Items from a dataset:
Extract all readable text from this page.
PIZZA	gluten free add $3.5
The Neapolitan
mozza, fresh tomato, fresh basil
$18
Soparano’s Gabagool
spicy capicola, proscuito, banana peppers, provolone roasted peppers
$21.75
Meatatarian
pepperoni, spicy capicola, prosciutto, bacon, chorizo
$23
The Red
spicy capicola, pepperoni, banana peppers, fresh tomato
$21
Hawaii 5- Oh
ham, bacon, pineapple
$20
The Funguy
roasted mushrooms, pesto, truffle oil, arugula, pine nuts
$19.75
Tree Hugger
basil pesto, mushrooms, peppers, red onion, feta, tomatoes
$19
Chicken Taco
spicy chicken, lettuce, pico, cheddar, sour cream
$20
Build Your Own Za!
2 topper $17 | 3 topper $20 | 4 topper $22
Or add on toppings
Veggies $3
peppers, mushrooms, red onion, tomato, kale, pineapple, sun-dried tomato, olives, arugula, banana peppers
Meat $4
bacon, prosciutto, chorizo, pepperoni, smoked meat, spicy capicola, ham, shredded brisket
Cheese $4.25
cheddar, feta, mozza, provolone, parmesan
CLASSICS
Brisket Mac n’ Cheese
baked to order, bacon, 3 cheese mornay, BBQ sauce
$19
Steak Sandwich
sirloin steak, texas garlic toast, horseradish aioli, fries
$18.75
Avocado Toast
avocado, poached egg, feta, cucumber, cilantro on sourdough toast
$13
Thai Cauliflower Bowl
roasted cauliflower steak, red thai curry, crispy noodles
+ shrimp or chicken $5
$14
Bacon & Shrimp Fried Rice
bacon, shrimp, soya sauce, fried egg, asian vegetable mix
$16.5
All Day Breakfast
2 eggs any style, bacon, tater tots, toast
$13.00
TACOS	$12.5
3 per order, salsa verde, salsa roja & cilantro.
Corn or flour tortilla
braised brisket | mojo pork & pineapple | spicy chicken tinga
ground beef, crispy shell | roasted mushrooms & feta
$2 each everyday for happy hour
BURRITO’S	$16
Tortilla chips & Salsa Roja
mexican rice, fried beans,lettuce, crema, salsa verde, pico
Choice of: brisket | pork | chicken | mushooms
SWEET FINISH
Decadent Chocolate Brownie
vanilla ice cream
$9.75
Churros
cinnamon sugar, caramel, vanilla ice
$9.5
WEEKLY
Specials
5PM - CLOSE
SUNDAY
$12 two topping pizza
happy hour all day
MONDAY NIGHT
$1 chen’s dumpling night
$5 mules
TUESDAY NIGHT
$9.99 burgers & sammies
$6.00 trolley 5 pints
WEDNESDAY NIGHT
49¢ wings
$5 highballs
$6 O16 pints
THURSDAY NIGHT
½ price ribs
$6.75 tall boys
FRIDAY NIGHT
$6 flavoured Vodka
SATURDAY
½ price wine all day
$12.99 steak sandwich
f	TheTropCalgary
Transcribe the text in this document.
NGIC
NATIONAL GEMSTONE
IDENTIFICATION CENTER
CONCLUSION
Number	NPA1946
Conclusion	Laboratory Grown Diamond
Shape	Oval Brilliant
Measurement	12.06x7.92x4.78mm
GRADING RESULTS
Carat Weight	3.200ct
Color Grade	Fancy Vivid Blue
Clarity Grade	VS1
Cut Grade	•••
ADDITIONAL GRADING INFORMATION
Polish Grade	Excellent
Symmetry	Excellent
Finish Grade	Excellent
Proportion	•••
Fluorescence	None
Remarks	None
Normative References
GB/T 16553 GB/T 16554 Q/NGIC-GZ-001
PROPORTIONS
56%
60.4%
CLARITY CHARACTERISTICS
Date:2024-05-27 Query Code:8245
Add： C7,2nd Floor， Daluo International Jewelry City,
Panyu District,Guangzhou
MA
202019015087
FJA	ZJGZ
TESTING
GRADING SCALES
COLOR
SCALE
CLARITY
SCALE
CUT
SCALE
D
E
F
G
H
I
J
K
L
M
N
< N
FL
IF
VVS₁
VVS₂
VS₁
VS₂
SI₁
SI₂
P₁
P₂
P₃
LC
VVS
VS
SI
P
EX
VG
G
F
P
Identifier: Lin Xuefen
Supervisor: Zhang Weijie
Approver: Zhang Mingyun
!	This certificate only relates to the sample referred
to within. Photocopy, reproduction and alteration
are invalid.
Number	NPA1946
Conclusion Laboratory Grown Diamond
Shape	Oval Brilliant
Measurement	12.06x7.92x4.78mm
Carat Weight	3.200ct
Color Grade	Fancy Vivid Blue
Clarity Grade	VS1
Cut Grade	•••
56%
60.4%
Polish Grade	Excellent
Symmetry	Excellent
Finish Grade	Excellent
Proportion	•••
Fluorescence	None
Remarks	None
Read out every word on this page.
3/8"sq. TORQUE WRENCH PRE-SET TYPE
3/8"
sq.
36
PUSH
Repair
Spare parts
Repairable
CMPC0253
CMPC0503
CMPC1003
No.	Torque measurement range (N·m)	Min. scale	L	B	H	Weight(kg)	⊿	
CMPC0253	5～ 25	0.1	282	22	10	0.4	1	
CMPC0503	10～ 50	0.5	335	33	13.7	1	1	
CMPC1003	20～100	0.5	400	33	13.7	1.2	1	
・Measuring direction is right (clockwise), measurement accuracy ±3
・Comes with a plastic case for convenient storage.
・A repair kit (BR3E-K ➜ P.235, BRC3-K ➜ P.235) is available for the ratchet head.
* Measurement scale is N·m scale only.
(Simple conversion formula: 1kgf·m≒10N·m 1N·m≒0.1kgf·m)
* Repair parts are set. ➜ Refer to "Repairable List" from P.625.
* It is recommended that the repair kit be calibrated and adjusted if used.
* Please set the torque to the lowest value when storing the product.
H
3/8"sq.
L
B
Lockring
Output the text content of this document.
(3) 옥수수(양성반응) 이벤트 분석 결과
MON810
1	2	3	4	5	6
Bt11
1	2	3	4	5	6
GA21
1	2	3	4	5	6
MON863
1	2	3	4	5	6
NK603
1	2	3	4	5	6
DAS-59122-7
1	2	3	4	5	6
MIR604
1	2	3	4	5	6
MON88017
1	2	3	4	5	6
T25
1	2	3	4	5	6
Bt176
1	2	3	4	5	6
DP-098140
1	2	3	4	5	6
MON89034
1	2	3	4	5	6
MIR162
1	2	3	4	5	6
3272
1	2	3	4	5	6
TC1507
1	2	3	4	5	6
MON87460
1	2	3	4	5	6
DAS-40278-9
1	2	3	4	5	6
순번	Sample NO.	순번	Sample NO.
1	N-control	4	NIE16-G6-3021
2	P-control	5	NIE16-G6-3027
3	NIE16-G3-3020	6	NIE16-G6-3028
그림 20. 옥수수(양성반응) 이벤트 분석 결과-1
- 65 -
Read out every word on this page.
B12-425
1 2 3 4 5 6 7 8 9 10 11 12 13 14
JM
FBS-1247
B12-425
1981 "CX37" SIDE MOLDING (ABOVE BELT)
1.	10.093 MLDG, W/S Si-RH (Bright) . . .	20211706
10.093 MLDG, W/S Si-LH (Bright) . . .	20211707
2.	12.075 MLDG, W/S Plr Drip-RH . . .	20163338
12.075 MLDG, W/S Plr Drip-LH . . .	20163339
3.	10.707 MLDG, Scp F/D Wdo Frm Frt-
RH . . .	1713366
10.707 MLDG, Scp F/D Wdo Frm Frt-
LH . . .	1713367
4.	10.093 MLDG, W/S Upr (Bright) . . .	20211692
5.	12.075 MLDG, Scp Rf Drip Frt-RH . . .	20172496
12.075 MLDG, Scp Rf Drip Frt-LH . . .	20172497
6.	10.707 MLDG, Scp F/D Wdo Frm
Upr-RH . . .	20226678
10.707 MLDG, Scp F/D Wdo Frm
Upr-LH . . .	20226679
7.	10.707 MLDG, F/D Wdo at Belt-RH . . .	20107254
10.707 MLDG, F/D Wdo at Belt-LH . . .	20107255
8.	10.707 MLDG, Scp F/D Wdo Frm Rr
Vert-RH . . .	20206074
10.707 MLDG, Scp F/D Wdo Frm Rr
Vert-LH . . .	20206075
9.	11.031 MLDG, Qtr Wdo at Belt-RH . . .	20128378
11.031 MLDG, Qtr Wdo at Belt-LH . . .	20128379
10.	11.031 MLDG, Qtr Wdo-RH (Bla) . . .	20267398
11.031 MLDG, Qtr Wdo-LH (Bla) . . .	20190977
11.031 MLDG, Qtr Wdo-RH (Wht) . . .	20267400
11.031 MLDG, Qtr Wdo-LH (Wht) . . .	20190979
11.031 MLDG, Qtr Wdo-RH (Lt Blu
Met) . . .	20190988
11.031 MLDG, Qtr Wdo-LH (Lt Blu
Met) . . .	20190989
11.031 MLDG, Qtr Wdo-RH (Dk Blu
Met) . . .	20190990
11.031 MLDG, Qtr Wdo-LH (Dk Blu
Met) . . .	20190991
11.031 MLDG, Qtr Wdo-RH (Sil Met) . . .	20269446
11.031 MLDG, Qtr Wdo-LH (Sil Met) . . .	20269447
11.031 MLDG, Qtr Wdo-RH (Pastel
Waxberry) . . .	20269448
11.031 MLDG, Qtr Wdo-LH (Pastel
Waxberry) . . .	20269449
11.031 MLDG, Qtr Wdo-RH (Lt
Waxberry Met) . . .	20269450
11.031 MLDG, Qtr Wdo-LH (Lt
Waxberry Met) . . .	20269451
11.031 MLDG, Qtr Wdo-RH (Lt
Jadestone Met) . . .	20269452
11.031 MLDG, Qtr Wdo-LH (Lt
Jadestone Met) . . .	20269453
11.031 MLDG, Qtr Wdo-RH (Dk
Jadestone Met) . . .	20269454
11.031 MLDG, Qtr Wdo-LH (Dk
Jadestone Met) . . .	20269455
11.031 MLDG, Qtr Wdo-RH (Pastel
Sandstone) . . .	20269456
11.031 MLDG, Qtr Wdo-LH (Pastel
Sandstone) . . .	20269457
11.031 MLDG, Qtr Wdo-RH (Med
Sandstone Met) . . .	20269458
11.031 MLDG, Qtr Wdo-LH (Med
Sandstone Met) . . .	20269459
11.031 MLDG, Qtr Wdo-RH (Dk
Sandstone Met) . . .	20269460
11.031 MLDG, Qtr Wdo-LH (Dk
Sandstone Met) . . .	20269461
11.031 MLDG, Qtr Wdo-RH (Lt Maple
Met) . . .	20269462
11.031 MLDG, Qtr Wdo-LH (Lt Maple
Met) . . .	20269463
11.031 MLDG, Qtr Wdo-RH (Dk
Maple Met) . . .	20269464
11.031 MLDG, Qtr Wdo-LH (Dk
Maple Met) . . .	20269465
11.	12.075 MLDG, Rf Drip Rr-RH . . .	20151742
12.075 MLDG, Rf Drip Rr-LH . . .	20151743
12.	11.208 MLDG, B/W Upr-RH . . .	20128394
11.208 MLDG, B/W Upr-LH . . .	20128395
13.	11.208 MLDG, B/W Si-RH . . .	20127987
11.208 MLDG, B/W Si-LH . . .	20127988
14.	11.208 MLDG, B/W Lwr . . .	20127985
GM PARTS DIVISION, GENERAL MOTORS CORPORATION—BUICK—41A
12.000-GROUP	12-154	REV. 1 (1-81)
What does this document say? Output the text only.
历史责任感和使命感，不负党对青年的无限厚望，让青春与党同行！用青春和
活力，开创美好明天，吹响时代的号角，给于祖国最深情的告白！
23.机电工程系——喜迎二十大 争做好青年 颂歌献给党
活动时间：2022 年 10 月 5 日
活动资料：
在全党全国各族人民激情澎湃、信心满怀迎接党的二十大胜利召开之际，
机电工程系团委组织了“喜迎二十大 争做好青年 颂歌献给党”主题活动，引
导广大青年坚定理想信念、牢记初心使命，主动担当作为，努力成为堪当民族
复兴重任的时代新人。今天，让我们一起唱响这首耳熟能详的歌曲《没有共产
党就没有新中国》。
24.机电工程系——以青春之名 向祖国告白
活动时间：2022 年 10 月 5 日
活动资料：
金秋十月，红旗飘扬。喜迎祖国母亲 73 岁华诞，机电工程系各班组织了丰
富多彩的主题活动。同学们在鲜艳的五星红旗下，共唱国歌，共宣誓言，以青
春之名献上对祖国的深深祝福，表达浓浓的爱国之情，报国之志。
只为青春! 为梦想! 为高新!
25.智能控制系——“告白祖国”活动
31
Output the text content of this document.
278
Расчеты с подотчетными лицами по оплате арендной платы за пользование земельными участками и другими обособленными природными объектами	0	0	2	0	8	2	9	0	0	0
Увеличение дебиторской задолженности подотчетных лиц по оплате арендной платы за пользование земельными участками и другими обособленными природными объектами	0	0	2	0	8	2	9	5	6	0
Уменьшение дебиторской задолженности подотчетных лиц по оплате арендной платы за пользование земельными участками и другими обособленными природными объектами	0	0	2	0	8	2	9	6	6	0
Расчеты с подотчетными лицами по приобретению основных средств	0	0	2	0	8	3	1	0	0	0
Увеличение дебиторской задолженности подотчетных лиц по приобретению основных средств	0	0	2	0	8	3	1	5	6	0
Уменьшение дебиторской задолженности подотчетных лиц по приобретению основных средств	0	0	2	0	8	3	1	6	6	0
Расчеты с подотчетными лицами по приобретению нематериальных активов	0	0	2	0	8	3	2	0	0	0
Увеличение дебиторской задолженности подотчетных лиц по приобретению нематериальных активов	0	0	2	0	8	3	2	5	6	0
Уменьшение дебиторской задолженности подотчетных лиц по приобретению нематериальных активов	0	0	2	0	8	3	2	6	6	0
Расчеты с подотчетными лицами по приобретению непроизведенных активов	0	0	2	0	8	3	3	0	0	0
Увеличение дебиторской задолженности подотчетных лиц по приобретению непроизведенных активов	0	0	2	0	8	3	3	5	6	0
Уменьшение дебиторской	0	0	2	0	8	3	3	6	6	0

YOUR GOAL: Look through the entries above for the word "Bright". Copy every line where it shows up.

COMPLETE ANSWER:
1.	10.093 MLDG, W/S Si-RH (Bright) . . .	20211706
10.093 MLDG, W/S Si-LH (Bright) . . .	20211707
4.	10.093 MLDG, W/S Upr (Bright) . . .	20211692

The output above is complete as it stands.